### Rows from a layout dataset
*-*-*
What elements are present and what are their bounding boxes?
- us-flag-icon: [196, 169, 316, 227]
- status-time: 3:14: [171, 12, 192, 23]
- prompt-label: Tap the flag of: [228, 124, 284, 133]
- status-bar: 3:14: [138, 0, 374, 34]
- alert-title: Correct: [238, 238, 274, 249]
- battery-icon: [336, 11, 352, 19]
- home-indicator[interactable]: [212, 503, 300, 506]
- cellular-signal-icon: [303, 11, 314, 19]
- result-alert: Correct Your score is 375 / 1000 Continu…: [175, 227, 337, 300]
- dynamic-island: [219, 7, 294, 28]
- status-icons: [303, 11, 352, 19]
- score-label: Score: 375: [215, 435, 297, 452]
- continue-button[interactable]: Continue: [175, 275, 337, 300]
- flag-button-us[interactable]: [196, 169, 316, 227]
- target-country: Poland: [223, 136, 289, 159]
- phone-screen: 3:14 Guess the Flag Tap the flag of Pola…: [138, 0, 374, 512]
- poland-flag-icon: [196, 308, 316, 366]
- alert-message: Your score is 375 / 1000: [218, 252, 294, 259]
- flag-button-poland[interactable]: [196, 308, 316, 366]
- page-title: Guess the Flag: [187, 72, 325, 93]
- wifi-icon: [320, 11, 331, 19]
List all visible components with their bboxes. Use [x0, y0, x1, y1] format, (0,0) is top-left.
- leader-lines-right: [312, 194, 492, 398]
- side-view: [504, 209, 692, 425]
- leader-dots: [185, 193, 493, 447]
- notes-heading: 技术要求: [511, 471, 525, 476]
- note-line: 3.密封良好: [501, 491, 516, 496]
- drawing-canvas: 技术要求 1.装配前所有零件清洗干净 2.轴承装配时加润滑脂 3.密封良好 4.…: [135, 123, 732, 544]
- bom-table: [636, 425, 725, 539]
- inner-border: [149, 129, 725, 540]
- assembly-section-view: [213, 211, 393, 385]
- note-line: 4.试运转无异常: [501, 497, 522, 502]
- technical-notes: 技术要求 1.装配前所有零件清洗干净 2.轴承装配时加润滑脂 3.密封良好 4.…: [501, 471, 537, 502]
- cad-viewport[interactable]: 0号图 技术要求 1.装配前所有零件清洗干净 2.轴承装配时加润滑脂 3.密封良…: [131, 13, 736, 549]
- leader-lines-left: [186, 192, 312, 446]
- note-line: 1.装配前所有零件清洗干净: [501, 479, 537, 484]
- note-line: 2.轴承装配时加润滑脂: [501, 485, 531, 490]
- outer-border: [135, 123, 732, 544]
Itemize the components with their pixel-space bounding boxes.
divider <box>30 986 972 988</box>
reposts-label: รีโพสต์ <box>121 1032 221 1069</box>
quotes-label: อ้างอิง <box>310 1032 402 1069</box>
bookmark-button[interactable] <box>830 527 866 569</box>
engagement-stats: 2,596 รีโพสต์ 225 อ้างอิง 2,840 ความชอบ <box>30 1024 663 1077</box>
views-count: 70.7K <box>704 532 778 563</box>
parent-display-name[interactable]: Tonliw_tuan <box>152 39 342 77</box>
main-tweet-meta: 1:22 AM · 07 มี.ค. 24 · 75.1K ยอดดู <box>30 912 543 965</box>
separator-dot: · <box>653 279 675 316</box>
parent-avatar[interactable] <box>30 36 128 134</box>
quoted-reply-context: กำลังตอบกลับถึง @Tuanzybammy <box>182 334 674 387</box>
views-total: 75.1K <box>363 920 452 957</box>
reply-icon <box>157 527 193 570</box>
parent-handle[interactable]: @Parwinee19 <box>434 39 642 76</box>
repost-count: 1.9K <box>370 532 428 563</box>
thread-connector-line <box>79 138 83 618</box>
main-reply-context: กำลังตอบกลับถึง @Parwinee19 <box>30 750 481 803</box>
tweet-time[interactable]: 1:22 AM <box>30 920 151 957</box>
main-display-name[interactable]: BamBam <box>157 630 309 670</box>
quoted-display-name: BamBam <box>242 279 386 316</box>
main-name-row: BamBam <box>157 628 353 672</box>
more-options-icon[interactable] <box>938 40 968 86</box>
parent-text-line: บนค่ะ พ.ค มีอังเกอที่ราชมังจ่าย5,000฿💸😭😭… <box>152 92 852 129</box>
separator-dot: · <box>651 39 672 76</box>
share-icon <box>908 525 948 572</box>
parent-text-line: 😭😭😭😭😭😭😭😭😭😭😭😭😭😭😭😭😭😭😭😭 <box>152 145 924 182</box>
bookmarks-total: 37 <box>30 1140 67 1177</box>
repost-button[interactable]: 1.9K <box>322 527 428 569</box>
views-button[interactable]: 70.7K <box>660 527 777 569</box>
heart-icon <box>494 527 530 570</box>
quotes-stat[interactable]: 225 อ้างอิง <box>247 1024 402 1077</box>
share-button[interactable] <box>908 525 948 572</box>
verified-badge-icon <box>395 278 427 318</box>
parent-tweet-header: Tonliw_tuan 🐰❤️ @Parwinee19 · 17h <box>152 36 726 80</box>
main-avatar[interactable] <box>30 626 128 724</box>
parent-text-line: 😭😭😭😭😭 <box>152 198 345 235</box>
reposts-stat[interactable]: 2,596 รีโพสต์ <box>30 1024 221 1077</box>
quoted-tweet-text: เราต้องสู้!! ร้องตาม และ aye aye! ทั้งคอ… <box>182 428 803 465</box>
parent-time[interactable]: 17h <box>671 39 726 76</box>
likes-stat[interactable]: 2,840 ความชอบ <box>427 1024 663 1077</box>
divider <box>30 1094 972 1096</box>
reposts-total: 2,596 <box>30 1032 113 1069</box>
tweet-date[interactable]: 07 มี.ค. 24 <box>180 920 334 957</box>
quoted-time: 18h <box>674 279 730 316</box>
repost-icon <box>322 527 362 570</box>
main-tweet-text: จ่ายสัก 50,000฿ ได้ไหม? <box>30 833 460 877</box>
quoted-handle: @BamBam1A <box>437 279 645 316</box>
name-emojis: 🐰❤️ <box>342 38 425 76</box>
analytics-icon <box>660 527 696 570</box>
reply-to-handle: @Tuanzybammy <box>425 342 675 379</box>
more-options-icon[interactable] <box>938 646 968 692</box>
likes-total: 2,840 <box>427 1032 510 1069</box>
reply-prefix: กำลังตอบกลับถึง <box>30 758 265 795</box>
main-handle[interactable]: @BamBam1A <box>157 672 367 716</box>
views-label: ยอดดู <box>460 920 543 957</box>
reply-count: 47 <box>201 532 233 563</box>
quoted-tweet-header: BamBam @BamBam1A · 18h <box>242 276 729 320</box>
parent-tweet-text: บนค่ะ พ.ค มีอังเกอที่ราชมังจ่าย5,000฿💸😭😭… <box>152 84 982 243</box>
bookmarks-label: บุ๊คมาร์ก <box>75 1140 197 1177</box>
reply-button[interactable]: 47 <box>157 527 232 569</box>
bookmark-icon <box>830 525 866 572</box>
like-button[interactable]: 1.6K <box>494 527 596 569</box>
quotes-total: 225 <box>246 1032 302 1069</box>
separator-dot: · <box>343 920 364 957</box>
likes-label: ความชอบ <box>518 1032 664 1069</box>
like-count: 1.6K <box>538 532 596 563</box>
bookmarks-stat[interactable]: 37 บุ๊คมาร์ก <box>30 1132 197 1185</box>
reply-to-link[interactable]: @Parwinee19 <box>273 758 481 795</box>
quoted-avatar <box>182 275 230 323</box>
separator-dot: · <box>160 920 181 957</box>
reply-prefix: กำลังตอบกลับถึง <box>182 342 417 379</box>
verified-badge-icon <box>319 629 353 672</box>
*-*-*
### What you should do
Print every line of the records above verbatim, without changing, adding, or omitting anything.

### Task response
What elements are present and what are their bounding boxes?
- us-flag-icon: [196, 169, 316, 227]
- status-time: 3:14: [171, 12, 192, 23]
- prompt-label: Tap the flag of: [228, 124, 284, 133]
- status-bar: 3:14: [138, 0, 374, 34]
- alert-title: Correct: [238, 238, 274, 249]
- battery-icon: [336, 11, 352, 19]
- home-indicator[interactable]: [212, 503, 300, 506]
- cellular-signal-icon: [303, 11, 314, 19]
- result-alert: Correct Your score is 375 / 1000 Continu…: [175, 227, 337, 300]
- dynamic-island: [219, 7, 294, 28]
- status-icons: [303, 11, 352, 19]
- score-label: Score: 375: [215, 435, 297, 452]
- continue-button[interactable]: Continue: [175, 275, 337, 300]
- flag-button-us[interactable]: [196, 169, 316, 227]
- target-country: Poland: [223, 136, 289, 159]
- phone-screen: 3:14 Guess the Flag Tap the flag of Pola…: [138, 0, 374, 512]
- poland-flag-icon: [196, 308, 316, 366]
- alert-message: Your score is 375 / 1000: [218, 252, 294, 259]
- flag-button-poland[interactable]: [196, 308, 316, 366]
- page-title: Guess the Flag: [187, 72, 325, 93]
- wifi-icon: [320, 11, 331, 19]
List all visible components with their bboxes. Use [x0, y0, x1, y1] format, (0,0) is top-left.
- leader-lines-right: [312, 194, 492, 398]
- side-view: [504, 209, 692, 425]
- leader-dots: [185, 193, 493, 447]
- notes-heading: 技术要求: [511, 471, 525, 476]
- note-line: 3.密封良好: [501, 491, 516, 496]
- drawing-canvas: 技术要求 1.装配前所有零件清洗干净 2.轴承装配时加润滑脂 3.密封良好 4.…: [135, 123, 732, 544]
- bom-table: [636, 425, 725, 539]
- inner-border: [149, 129, 725, 540]
- assembly-section-view: [213, 211, 393, 385]
- note-line: 4.试运转无异常: [501, 497, 522, 502]
- technical-notes: 技术要求 1.装配前所有零件清洗干净 2.轴承装配时加润滑脂 3.密封良好 4.…: [501, 471, 537, 502]
- cad-viewport[interactable]: 0号图 技术要求 1.装配前所有零件清洗干净 2.轴承装配时加润滑脂 3.密封良…: [131, 13, 736, 549]
- leader-lines-left: [186, 192, 312, 446]
- note-line: 1.装配前所有零件清洗干净: [501, 479, 537, 484]
- note-line: 2.轴承装配时加润滑脂: [501, 485, 531, 490]
- outer-border: [135, 123, 732, 544]
Itemize the components with their pixel-space bounding boxes.
divider <box>30 986 972 988</box>
reposts-label: รีโพสต์ <box>121 1032 221 1069</box>
quotes-label: อ้างอิง <box>310 1032 402 1069</box>
bookmark-button[interactable] <box>830 527 866 569</box>
engagement-stats: 2,596 รีโพสต์ 225 อ้างอิง 2,840 ความชอบ <box>30 1024 663 1077</box>
views-count: 70.7K <box>704 532 778 563</box>
parent-display-name[interactable]: Tonliw_tuan <box>152 39 342 77</box>
main-tweet-meta: 1:22 AM · 07 มี.ค. 24 · 75.1K ยอดดู <box>30 912 543 965</box>
separator-dot: · <box>653 279 675 316</box>
parent-avatar[interactable] <box>30 36 128 134</box>
quoted-reply-context: กำลังตอบกลับถึง @Tuanzybammy <box>182 334 674 387</box>
views-total: 75.1K <box>363 920 452 957</box>
reply-icon <box>157 527 193 570</box>
parent-handle[interactable]: @Parwinee19 <box>434 39 642 76</box>
repost-count: 1.9K <box>370 532 428 563</box>
thread-connector-line <box>79 138 83 618</box>
main-reply-context: กำลังตอบกลับถึง @Parwinee19 <box>30 750 481 803</box>
tweet-time[interactable]: 1:22 AM <box>30 920 151 957</box>
main-display-name[interactable]: BamBam <box>157 630 309 670</box>
quoted-display-name: BamBam <box>242 279 386 316</box>
main-name-row: BamBam <box>157 628 353 672</box>
more-options-icon[interactable] <box>938 40 968 86</box>
parent-text-line: บนค่ะ พ.ค มีอังเกอที่ราชมังจ่าย5,000฿💸😭😭… <box>152 92 852 129</box>
separator-dot: · <box>651 39 672 76</box>
share-icon <box>908 525 948 572</box>
parent-text-line: 😭😭😭😭😭😭😭😭😭😭😭😭😭😭😭😭😭😭😭😭 <box>152 145 924 182</box>
bookmarks-total: 37 <box>30 1140 67 1177</box>
repost-button[interactable]: 1.9K <box>322 527 428 569</box>
views-button[interactable]: 70.7K <box>660 527 777 569</box>
heart-icon <box>494 527 530 570</box>
quotes-stat[interactable]: 225 อ้างอิง <box>247 1024 402 1077</box>
share-button[interactable] <box>908 525 948 572</box>
verified-badge-icon <box>395 278 427 318</box>
parent-tweet-header: Tonliw_tuan 🐰❤️ @Parwinee19 · 17h <box>152 36 726 80</box>
main-avatar[interactable] <box>30 626 128 724</box>
parent-text-line: 😭😭😭😭😭 <box>152 198 345 235</box>
reposts-stat[interactable]: 2,596 รีโพสต์ <box>30 1024 221 1077</box>
quoted-tweet-text: เราต้องสู้!! ร้องตาม และ aye aye! ทั้งคอ… <box>182 428 803 465</box>
parent-time[interactable]: 17h <box>671 39 726 76</box>
likes-stat[interactable]: 2,840 ความชอบ <box>427 1024 663 1077</box>
divider <box>30 1094 972 1096</box>
reposts-total: 2,596 <box>30 1032 113 1069</box>
tweet-date[interactable]: 07 มี.ค. 24 <box>180 920 334 957</box>
quoted-time: 18h <box>674 279 730 316</box>
repost-icon <box>322 527 362 570</box>
main-tweet-text: จ่ายสัก 50,000฿ ได้ไหม? <box>30 833 460 877</box>
quoted-handle: @BamBam1A <box>437 279 645 316</box>
name-emojis: 🐰❤️ <box>342 38 425 76</box>
analytics-icon <box>660 527 696 570</box>
reply-to-handle: @Tuanzybammy <box>425 342 675 379</box>
more-options-icon[interactable] <box>938 646 968 692</box>
likes-total: 2,840 <box>427 1032 510 1069</box>
reply-prefix: กำลังตอบกลับถึง <box>30 758 265 795</box>
main-handle[interactable]: @BamBam1A <box>157 672 367 716</box>
views-label: ยอดดู <box>460 920 543 957</box>
reply-count: 47 <box>201 532 233 563</box>
quoted-tweet-header: BamBam @BamBam1A · 18h <box>242 276 729 320</box>
parent-tweet-text: บนค่ะ พ.ค มีอังเกอที่ราชมังจ่าย5,000฿💸😭😭… <box>152 84 982 243</box>
bookmarks-label: บุ๊คมาร์ก <box>75 1140 197 1177</box>
reply-button[interactable]: 47 <box>157 527 232 569</box>
bookmark-icon <box>830 525 866 572</box>
like-button[interactable]: 1.6K <box>494 527 596 569</box>
quotes-total: 225 <box>246 1032 302 1069</box>
separator-dot: · <box>343 920 364 957</box>
likes-label: ความชอบ <box>518 1032 664 1069</box>
like-count: 1.6K <box>538 532 596 563</box>
bookmarks-stat[interactable]: 37 บุ๊คมาร์ก <box>30 1132 197 1185</box>
reply-to-link[interactable]: @Parwinee19 <box>273 758 481 795</box>
quoted-avatar <box>182 275 230 323</box>
separator-dot: · <box>160 920 181 957</box>
reply-prefix: กำลังตอบกลับถึง <box>182 342 417 379</box>
verified-badge-icon <box>319 629 353 672</box>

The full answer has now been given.